Aim of the task: Provide nothing but the number of lines containing the string "susanrockefeller".

start Data for processing

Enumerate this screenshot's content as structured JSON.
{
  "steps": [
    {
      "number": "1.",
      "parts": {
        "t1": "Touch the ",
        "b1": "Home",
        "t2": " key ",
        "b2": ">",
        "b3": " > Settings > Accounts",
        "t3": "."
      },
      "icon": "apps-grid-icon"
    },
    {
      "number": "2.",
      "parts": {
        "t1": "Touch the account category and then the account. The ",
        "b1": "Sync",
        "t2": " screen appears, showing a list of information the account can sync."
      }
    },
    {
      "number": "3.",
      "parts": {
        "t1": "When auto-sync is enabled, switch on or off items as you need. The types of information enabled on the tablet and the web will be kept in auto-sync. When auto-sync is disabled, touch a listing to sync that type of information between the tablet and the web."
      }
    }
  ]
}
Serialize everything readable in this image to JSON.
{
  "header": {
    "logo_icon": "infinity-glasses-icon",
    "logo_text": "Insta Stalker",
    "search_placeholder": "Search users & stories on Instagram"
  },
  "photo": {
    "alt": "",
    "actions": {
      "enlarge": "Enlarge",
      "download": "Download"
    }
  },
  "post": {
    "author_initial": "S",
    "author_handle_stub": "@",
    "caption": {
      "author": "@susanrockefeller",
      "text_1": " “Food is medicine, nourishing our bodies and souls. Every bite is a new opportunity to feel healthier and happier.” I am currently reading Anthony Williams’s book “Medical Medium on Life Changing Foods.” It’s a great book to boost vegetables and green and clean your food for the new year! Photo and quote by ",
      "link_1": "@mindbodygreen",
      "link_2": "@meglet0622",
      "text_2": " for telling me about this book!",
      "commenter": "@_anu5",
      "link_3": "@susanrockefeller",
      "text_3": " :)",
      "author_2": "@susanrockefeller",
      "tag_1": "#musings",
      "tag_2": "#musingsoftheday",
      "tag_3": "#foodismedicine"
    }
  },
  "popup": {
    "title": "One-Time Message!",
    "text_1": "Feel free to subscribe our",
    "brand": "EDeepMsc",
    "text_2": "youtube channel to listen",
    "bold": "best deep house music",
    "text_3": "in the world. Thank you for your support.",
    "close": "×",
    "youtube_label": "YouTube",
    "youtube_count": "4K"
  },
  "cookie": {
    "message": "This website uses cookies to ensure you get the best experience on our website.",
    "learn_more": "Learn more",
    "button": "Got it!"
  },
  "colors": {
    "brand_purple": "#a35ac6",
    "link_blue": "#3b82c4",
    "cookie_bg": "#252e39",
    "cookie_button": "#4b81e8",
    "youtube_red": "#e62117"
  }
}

end Data for processing

Exercise result: 3